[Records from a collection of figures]
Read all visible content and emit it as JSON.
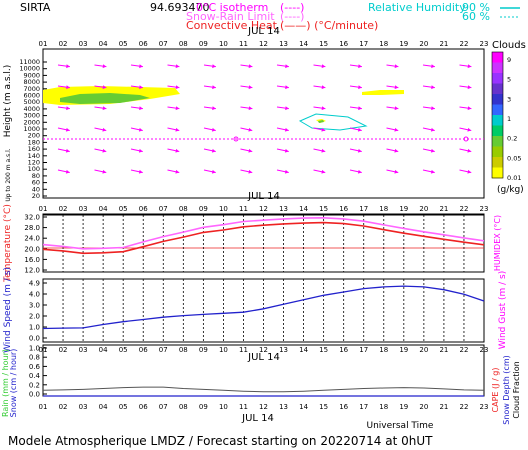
{
  "header": {
    "site": "SIRTA",
    "value": "94.693470",
    "legend_iso": "0°C isotherm",
    "legend_iso_marks": "(----)",
    "legend_snow": "Snow-Rain Limit",
    "legend_snow_marks": "(----)",
    "legend_conv": "Convective Heat",
    "legend_conv_marks": "(——)  (°C/minute)",
    "legend_rh": "Relative Humidity",
    "rh_90": "90 %",
    "rh_60": "60 %"
  },
  "date_label": "JUL 14",
  "hours": [
    "01",
    "02",
    "03",
    "04",
    "05",
    "06",
    "07",
    "08",
    "09",
    "10",
    "11",
    "12",
    "13",
    "14",
    "15",
    "16",
    "17",
    "18",
    "19",
    "20",
    "21",
    "22",
    "23"
  ],
  "hours_bottom": [
    "01",
    "02",
    "03",
    "04",
    "05",
    "06",
    "07",
    "08",
    "09",
    "10",
    "11",
    "12",
    "13",
    "14",
    "15",
    "16",
    "17",
    "18",
    "19",
    "20",
    "21",
    "22",
    "23"
  ],
  "panel1": {
    "ylabel": "Height  (m a.s.l.)",
    "ylabel2": "Up to 200 m a.s.l.",
    "ticks": [
      "11000",
      "10000",
      "9000",
      "8000",
      "7000",
      "6000",
      "5000",
      "4000",
      "3000",
      "2000",
      "1000",
      "200",
      "180",
      "160",
      "140",
      "120",
      "100",
      "80",
      "60",
      "40",
      "20"
    ],
    "clouds_title": "Clouds",
    "clouds_unit": "(g/kg)",
    "clouds_ticks": [
      "9",
      "5",
      "3",
      "1",
      "0.2",
      "0.05",
      "0.01"
    ],
    "clouds_colors": [
      "#ff00ff",
      "#cc33ff",
      "#9933ff",
      "#6633cc",
      "#3333cc",
      "#3366ff",
      "#00cccc",
      "#00cc66",
      "#66cc33",
      "#99cc00",
      "#cccc00",
      "#ffff00"
    ]
  },
  "panel2": {
    "ylabel_left": "Temperature (°C)",
    "ylabel_right": "HUMIDEX (°C)",
    "ticks": [
      "32.0",
      "28.0",
      "24.0",
      "20.0",
      "16.0",
      "12.0"
    ]
  },
  "panel3": {
    "ylabel_left": "Wind Speed (m / s)",
    "ylabel_right": "Wind Gust (m / s)",
    "ticks": [
      "4.9",
      "4.0",
      "3.0",
      "2.0",
      "1.0",
      "0.0"
    ]
  },
  "panel4": {
    "ylabel_left1": "Rain (mm / hour)",
    "ylabel_left2": "Snow (cm / hour)",
    "ylabel_right1": "CAPE (J / g)",
    "ylabel_right2": "Snow Depth (cm)",
    "ylabel_right3": "Cloud Fraction",
    "ticks": [
      "1.0",
      "0.8",
      "0.6",
      "0.4",
      "0.2",
      "0.0"
    ],
    "xlabel": "Universal Time"
  },
  "footer": "Modele Atmospherique LMDZ / Forecast starting on 20220714 at 0hUT",
  "chart_data": [
    {
      "type": "line",
      "title": "",
      "x": [
        1,
        2,
        3,
        4,
        5,
        6,
        7,
        8,
        9,
        10,
        11,
        12,
        13,
        14,
        15,
        16,
        17,
        18,
        19,
        20,
        21,
        22,
        23
      ],
      "xlabel": "",
      "ylabel": "Temperature (°C)",
      "ylim": [
        12,
        32
      ],
      "series": [
        {
          "name": "",
          "color": "#ee2222",
          "values": [
            19.8,
            19.2,
            18.3,
            18.5,
            18.9,
            20.8,
            22.8,
            24.4,
            26.2,
            27.1,
            28.3,
            28.9,
            29.4,
            29.7,
            29.9,
            29.5,
            28.6,
            27.2,
            25.9,
            24.7,
            23.6,
            22.5,
            21.5
          ]
        },
        {
          "name": "",
          "color": "#ff66ff",
          "values": [
            21.6,
            20.9,
            20.0,
            20.2,
            20.5,
            22.6,
            24.6,
            26.3,
            28.1,
            29.1,
            30.3,
            30.8,
            31.3,
            31.6,
            31.7,
            31.3,
            30.4,
            29.0,
            27.7,
            26.4,
            25.3,
            24.1,
            23.0
          ]
        }
      ]
    },
    {
      "type": "line",
      "title": "",
      "x": [
        1,
        2,
        3,
        4,
        5,
        6,
        7,
        8,
        9,
        10,
        11,
        12,
        13,
        14,
        15,
        16,
        17,
        18,
        19,
        20,
        21,
        22,
        23
      ],
      "xlabel": "",
      "ylabel": "Wind Speed (m / s)",
      "ylim": [
        0,
        4.9
      ],
      "series": [
        {
          "name": "",
          "color": "#2222cc",
          "values": [
            0.85,
            0.88,
            0.9,
            1.2,
            1.45,
            1.65,
            1.85,
            2.0,
            2.1,
            2.2,
            2.3,
            2.6,
            3.0,
            3.4,
            3.8,
            4.1,
            4.4,
            4.55,
            4.62,
            4.55,
            4.3,
            3.9,
            3.3
          ]
        }
      ]
    },
    {
      "type": "line",
      "title": "",
      "x": [
        1,
        2,
        3,
        4,
        5,
        6,
        7,
        8,
        9,
        10,
        11,
        12,
        13,
        14,
        15,
        16,
        17,
        18,
        19,
        20,
        21,
        22,
        23
      ],
      "xlabel": "Universal Time",
      "ylabel": "Rain (mm / hour)",
      "ylim": [
        0,
        1.0
      ],
      "series": [
        {
          "name": "",
          "color": "#555555",
          "values": [
            0.08,
            0.09,
            0.1,
            0.12,
            0.14,
            0.15,
            0.15,
            0.12,
            0.1,
            0.08,
            0.06,
            0.05,
            0.05,
            0.06,
            0.08,
            0.1,
            0.12,
            0.13,
            0.14,
            0.13,
            0.11,
            0.09,
            0.08
          ]
        }
      ]
    }
  ]
}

*Given exercise:*
Reproduce every line above as written, skipping pictures.

*Solution to the exercise:*
Read all visible content and emit it as JSON.
{
  "header": {
    "site": "SIRTA",
    "value": "94.693470",
    "legend_iso": "0°C isotherm",
    "legend_iso_marks": "(----)",
    "legend_snow": "Snow-Rain Limit",
    "legend_snow_marks": "(----)",
    "legend_conv": "Convective Heat",
    "legend_conv_marks": "(——)  (°C/minute)",
    "legend_rh": "Relative Humidity",
    "rh_90": "90 %",
    "rh_60": "60 %"
  },
  "date_label": "JUL 14",
  "hours": [
    "01",
    "02",
    "03",
    "04",
    "05",
    "06",
    "07",
    "08",
    "09",
    "10",
    "11",
    "12",
    "13",
    "14",
    "15",
    "16",
    "17",
    "18",
    "19",
    "20",
    "21",
    "22",
    "23"
  ],
  "hours_bottom": [
    "01",
    "02",
    "03",
    "04",
    "05",
    "06",
    "07",
    "08",
    "09",
    "10",
    "11",
    "12",
    "13",
    "14",
    "15",
    "16",
    "17",
    "18",
    "19",
    "20",
    "21",
    "22",
    "23"
  ],
  "panel1": {
    "ylabel": "Height  (m a.s.l.)",
    "ylabel2": "Up to 200 m a.s.l.",
    "ticks": [
      "11000",
      "10000",
      "9000",
      "8000",
      "7000",
      "6000",
      "5000",
      "4000",
      "3000",
      "2000",
      "1000",
      "200",
      "180",
      "160",
      "140",
      "120",
      "100",
      "80",
      "60",
      "40",
      "20"
    ],
    "clouds_title": "Clouds",
    "clouds_unit": "(g/kg)",
    "clouds_ticks": [
      "9",
      "5",
      "3",
      "1",
      "0.2",
      "0.05",
      "0.01"
    ],
    "clouds_colors": [
      "#ff00ff",
      "#cc33ff",
      "#9933ff",
      "#6633cc",
      "#3333cc",
      "#3366ff",
      "#00cccc",
      "#00cc66",
      "#66cc33",
      "#99cc00",
      "#cccc00",
      "#ffff00"
    ]
  },
  "panel2": {
    "ylabel_left": "Temperature (°C)",
    "ylabel_right": "HUMIDEX (°C)",
    "ticks": [
      "32.0",
      "28.0",
      "24.0",
      "20.0",
      "16.0",
      "12.0"
    ]
  },
  "panel3": {
    "ylabel_left": "Wind Speed (m / s)",
    "ylabel_right": "Wind Gust (m / s)",
    "ticks": [
      "4.9",
      "4.0",
      "3.0",
      "2.0",
      "1.0",
      "0.0"
    ]
  },
  "panel4": {
    "ylabel_left1": "Rain (mm / hour)",
    "ylabel_left2": "Snow (cm / hour)",
    "ylabel_right1": "CAPE (J / g)",
    "ylabel_right2": "Snow Depth (cm)",
    "ylabel_right3": "Cloud Fraction",
    "ticks": [
      "1.0",
      "0.8",
      "0.6",
      "0.4",
      "0.2",
      "0.0"
    ],
    "xlabel": "Universal Time"
  },
  "footer": "Modele Atmospherique LMDZ / Forecast starting on 20220714 at 0hUT",
  "chart_data": [
    {
      "type": "line",
      "title": "",
      "x": [
        1,
        2,
        3,
        4,
        5,
        6,
        7,
        8,
        9,
        10,
        11,
        12,
        13,
        14,
        15,
        16,
        17,
        18,
        19,
        20,
        21,
        22,
        23
      ],
      "xlabel": "",
      "ylabel": "Temperature (°C)",
      "ylim": [
        12,
        32
      ],
      "series": [
        {
          "name": "",
          "color": "#ee2222",
          "values": [
            19.8,
            19.2,
            18.3,
            18.5,
            18.9,
            20.8,
            22.8,
            24.4,
            26.2,
            27.1,
            28.3,
            28.9,
            29.4,
            29.7,
            29.9,
            29.5,
            28.6,
            27.2,
            25.9,
            24.7,
            23.6,
            22.5,
            21.5
          ]
        },
        {
          "name": "",
          "color": "#ff66ff",
          "values": [
            21.6,
            20.9,
            20.0,
            20.2,
            20.5,
            22.6,
            24.6,
            26.3,
            28.1,
            29.1,
            30.3,
            30.8,
            31.3,
            31.6,
            31.7,
            31.3,
            30.4,
            29.0,
            27.7,
            26.4,
            25.3,
            24.1,
            23.0
          ]
        }
      ]
    },
    {
      "type": "line",
      "title": "",
      "x": [
        1,
        2,
        3,
        4,
        5,
        6,
        7,
        8,
        9,
        10,
        11,
        12,
        13,
        14,
        15,
        16,
        17,
        18,
        19,
        20,
        21,
        22,
        23
      ],
      "xlabel": "",
      "ylabel": "Wind Speed (m / s)",
      "ylim": [
        0,
        4.9
      ],
      "series": [
        {
          "name": "",
          "color": "#2222cc",
          "values": [
            0.85,
            0.88,
            0.9,
            1.2,
            1.45,
            1.65,
            1.85,
            2.0,
            2.1,
            2.2,
            2.3,
            2.6,
            3.0,
            3.4,
            3.8,
            4.1,
            4.4,
            4.55,
            4.62,
            4.55,
            4.3,
            3.9,
            3.3
          ]
        }
      ]
    },
    {
      "type": "line",
      "title": "",
      "x": [
        1,
        2,
        3,
        4,
        5,
        6,
        7,
        8,
        9,
        10,
        11,
        12,
        13,
        14,
        15,
        16,
        17,
        18,
        19,
        20,
        21,
        22,
        23
      ],
      "xlabel": "Universal Time",
      "ylabel": "Rain (mm / hour)",
      "ylim": [
        0,
        1.0
      ],
      "series": [
        {
          "name": "",
          "color": "#555555",
          "values": [
            0.08,
            0.09,
            0.1,
            0.12,
            0.14,
            0.15,
            0.15,
            0.12,
            0.1,
            0.08,
            0.06,
            0.05,
            0.05,
            0.06,
            0.08,
            0.1,
            0.12,
            0.13,
            0.14,
            0.13,
            0.11,
            0.09,
            0.08
          ]
        }
      ]
    }
  ]
}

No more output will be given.